Job: For each line in the data below that holds "Land", return a copy.

Data rows:
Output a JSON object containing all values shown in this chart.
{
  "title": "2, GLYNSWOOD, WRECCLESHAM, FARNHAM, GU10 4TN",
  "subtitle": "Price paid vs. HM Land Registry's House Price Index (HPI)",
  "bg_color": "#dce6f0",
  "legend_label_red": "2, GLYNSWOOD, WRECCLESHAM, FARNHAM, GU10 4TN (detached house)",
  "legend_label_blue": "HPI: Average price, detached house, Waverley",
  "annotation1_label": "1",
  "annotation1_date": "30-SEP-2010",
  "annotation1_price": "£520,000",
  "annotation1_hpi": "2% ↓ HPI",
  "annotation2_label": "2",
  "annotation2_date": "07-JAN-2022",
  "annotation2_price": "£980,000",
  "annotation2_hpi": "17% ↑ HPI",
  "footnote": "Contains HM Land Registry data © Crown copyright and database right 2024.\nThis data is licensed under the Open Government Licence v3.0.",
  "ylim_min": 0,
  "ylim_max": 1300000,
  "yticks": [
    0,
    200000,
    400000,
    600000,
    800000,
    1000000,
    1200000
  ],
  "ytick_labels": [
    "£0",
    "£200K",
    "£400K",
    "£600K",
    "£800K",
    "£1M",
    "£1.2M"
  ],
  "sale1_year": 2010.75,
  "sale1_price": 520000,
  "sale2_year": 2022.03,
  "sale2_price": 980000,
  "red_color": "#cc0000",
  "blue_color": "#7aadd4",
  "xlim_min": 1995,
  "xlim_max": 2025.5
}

---

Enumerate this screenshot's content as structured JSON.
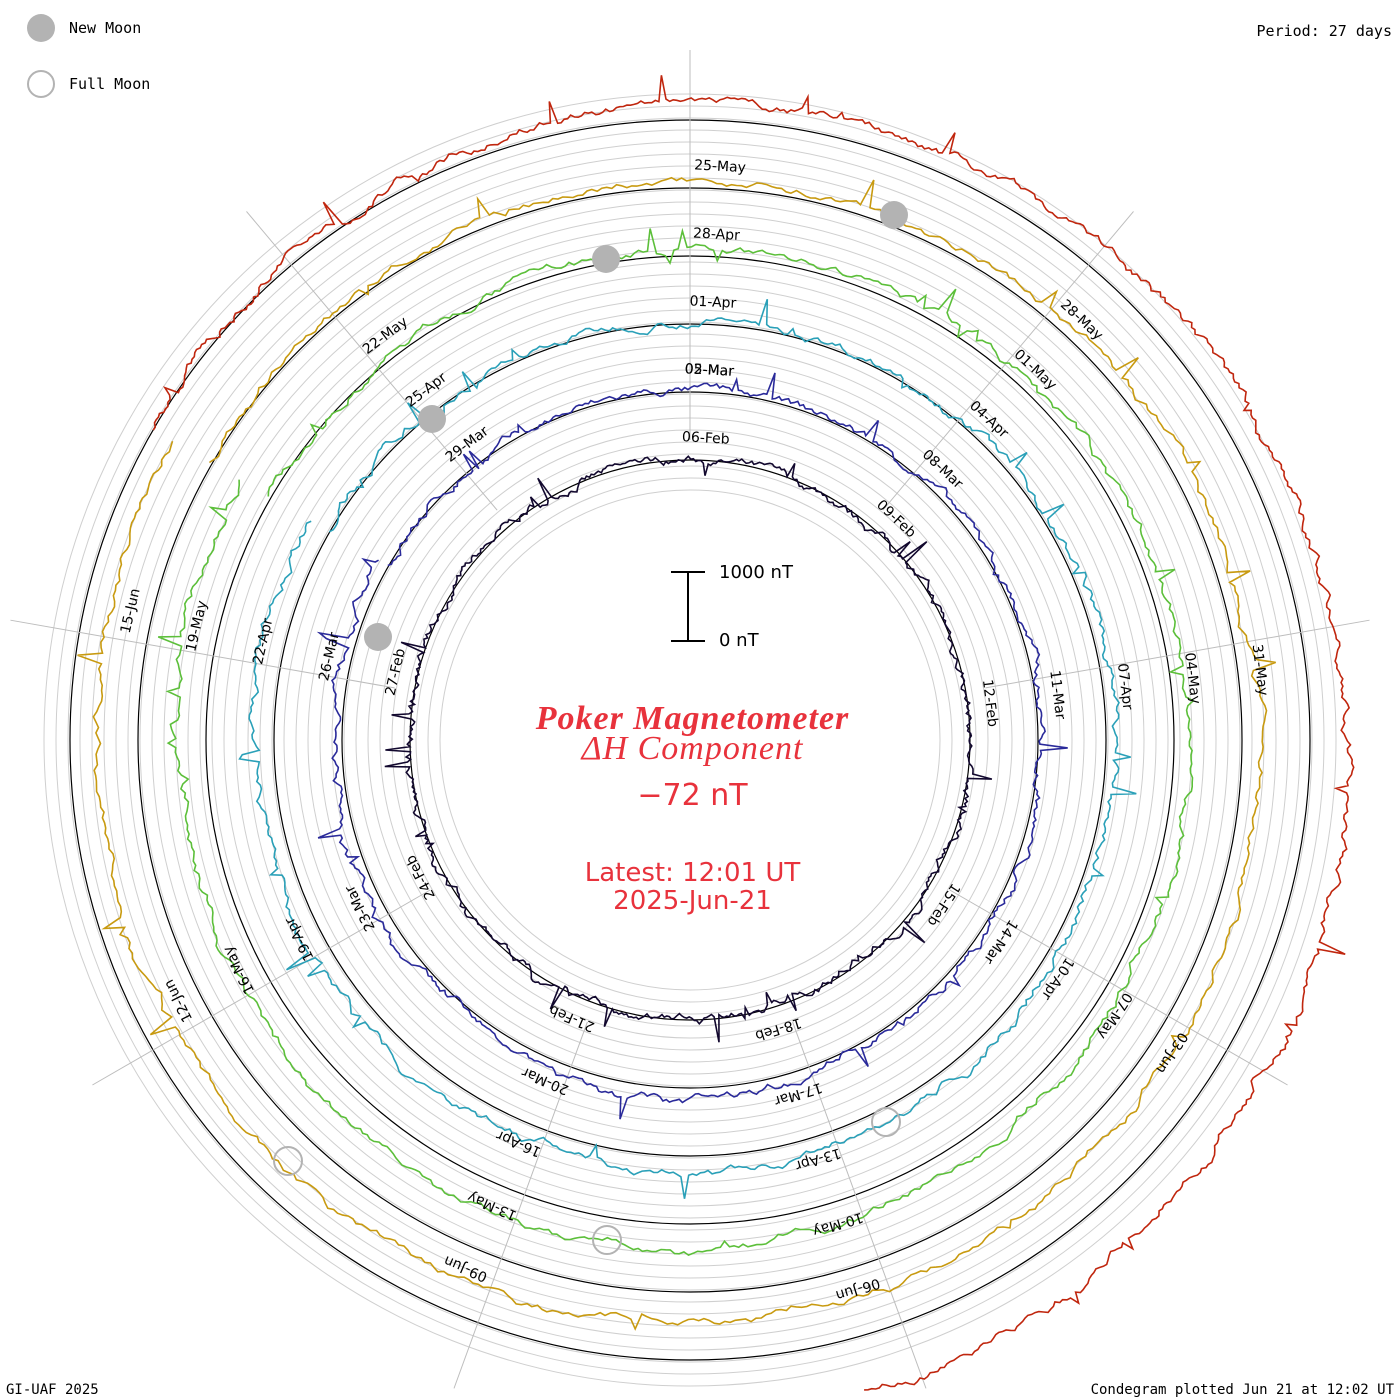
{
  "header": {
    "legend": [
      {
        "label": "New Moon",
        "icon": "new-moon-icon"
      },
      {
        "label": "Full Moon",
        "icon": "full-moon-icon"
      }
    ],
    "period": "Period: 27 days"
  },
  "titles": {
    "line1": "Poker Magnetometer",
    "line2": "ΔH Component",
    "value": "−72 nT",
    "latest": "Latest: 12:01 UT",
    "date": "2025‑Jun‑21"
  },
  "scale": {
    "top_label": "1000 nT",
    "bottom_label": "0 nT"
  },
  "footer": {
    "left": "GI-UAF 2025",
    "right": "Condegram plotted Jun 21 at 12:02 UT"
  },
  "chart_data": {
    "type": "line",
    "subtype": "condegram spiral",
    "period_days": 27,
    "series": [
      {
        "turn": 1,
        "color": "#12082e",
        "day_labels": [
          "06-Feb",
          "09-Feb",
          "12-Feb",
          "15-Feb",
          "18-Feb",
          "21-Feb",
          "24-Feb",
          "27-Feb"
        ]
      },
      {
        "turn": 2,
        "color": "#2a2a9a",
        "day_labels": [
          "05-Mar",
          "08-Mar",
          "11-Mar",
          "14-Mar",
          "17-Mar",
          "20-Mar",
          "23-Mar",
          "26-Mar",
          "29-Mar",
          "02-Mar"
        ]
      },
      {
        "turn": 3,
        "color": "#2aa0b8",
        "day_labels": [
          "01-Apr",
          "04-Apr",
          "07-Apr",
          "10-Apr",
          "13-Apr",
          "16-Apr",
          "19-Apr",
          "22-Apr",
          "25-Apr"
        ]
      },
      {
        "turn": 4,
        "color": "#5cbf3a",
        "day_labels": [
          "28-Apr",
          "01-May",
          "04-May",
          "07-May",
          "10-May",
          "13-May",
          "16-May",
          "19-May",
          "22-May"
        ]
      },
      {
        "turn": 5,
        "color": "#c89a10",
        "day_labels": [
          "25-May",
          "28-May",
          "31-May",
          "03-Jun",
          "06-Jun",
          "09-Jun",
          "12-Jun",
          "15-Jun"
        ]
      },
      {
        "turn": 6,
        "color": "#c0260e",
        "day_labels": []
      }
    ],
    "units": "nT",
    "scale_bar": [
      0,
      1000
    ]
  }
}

* * *

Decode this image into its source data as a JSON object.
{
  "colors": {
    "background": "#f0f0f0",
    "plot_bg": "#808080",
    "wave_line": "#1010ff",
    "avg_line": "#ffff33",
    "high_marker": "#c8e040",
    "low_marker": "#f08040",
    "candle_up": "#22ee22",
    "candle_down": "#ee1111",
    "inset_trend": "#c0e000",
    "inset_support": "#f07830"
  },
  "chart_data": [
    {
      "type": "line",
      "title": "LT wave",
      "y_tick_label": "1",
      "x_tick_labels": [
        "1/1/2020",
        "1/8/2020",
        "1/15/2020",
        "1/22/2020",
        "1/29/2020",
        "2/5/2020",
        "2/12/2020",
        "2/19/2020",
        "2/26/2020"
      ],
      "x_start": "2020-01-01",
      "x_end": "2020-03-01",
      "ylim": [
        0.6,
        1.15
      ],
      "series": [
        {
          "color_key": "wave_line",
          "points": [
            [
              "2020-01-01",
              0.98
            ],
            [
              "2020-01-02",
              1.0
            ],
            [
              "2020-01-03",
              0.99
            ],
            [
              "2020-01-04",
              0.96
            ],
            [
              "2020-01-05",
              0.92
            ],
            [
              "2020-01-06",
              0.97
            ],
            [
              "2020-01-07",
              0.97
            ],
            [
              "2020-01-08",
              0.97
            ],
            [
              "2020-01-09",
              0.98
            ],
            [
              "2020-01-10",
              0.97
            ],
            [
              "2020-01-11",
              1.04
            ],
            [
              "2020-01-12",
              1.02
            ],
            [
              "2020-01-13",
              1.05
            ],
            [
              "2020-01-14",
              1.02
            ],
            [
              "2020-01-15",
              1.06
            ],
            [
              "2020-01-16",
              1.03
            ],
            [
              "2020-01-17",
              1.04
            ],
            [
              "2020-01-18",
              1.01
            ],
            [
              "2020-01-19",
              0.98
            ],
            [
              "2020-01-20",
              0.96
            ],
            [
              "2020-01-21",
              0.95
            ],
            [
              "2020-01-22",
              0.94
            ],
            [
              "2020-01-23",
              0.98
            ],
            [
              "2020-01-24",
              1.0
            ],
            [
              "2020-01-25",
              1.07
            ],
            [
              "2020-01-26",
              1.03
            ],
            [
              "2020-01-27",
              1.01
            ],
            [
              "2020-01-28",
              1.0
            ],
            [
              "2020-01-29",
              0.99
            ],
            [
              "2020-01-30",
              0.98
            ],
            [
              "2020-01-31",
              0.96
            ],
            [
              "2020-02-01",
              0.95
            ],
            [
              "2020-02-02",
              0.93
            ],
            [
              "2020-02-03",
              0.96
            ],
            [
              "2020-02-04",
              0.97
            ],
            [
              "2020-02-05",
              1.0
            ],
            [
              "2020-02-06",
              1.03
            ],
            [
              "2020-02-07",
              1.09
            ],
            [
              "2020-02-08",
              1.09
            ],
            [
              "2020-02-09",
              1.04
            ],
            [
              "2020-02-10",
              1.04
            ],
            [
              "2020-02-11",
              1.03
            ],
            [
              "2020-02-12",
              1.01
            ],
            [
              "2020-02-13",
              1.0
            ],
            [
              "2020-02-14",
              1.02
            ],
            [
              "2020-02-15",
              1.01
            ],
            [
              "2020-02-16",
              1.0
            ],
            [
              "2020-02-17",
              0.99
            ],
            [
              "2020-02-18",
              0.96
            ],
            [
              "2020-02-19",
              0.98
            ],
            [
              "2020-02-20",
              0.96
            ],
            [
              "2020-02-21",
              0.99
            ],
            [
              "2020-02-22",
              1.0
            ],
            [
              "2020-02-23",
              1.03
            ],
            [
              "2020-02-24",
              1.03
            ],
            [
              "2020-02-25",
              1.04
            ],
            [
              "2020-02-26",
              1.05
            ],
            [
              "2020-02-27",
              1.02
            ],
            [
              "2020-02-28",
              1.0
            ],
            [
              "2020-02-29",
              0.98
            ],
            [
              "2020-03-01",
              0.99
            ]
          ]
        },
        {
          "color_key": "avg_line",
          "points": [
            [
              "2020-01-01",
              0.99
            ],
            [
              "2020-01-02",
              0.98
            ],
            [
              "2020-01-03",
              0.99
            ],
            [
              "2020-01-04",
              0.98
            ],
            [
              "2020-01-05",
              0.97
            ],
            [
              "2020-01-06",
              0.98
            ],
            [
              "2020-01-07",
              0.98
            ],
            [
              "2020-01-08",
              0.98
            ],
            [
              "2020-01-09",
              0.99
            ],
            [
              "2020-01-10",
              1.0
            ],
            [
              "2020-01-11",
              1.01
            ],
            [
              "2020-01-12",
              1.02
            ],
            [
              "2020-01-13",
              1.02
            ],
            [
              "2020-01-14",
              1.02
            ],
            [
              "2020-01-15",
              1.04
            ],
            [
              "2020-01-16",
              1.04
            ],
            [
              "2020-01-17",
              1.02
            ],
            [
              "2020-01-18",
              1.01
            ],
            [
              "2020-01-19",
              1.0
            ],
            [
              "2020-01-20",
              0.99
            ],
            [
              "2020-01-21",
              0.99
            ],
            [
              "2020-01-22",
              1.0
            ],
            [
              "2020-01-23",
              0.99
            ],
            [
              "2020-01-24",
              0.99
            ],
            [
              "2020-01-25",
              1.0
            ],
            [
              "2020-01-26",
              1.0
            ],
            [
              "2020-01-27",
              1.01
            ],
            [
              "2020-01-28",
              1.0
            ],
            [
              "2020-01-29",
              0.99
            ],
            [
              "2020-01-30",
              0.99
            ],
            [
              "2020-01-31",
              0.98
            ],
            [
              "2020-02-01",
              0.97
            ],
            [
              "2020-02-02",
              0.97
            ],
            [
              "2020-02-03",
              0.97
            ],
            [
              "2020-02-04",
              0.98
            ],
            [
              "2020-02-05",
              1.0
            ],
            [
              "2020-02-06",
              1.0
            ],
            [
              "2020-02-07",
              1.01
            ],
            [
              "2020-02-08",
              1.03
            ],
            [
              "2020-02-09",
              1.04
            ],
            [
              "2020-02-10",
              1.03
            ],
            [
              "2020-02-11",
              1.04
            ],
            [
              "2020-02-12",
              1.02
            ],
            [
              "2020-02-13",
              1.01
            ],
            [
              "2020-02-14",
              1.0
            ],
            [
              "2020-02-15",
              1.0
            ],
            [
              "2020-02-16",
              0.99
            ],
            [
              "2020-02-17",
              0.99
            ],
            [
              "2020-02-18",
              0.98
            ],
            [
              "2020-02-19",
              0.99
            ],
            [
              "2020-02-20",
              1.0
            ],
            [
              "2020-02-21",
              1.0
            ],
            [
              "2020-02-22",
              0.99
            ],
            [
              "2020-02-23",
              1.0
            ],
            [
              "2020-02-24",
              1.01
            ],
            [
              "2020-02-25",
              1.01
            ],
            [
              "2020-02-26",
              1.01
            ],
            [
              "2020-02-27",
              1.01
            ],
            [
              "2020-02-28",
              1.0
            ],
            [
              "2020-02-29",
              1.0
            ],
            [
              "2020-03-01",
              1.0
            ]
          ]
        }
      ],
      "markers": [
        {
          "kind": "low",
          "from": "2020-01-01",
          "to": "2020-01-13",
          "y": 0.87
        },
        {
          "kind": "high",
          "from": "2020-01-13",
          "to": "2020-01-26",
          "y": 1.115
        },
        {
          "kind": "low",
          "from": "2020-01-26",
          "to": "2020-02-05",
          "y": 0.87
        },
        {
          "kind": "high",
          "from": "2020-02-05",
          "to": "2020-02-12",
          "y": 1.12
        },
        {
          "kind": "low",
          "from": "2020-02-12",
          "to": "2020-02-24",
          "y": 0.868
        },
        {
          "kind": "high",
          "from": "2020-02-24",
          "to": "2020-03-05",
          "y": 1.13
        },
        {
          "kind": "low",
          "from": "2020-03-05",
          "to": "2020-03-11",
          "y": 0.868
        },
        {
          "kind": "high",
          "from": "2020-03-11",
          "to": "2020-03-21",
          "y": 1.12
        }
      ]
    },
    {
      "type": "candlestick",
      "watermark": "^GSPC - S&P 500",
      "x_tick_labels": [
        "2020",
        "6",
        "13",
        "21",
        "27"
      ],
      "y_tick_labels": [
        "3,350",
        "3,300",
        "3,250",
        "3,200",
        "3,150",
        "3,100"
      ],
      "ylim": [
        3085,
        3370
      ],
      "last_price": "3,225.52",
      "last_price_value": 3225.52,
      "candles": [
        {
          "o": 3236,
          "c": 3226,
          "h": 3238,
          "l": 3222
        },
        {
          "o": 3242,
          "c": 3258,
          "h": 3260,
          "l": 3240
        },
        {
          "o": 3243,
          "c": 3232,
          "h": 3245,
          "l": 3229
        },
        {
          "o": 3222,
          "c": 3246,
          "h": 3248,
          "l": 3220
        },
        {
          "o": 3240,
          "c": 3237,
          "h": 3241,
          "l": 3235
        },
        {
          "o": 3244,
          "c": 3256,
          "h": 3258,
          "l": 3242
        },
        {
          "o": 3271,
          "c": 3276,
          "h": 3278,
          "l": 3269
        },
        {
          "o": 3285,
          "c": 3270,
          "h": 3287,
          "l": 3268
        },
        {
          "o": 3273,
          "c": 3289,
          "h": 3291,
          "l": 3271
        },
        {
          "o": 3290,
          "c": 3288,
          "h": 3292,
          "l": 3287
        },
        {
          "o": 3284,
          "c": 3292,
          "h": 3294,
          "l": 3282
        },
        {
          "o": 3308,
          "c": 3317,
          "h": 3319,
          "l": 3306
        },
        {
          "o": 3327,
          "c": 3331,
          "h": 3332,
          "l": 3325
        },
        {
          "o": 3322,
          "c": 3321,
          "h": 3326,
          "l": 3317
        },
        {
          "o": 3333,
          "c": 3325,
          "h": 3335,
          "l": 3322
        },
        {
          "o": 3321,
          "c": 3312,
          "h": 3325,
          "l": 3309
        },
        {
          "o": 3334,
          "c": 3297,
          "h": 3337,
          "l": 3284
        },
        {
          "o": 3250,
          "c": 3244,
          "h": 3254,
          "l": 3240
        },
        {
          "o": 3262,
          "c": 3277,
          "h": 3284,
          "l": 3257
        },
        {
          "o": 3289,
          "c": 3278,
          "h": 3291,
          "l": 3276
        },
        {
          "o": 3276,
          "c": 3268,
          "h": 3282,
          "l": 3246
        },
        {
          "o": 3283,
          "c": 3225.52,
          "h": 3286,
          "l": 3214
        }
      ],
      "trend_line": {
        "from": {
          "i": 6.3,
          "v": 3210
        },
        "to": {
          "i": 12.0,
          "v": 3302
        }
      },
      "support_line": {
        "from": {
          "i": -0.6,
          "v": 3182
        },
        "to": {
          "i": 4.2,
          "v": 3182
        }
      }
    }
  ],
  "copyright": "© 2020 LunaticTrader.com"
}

Worked solution:
  "subtitle": "Price paid vs. HM Land Registry's House Price Index (HPI)",
  "footnote": "Contains HM Land Registry data © Crown copyright and database right 2024.\nThis data is licensed under the Open Government Licence v3.0.",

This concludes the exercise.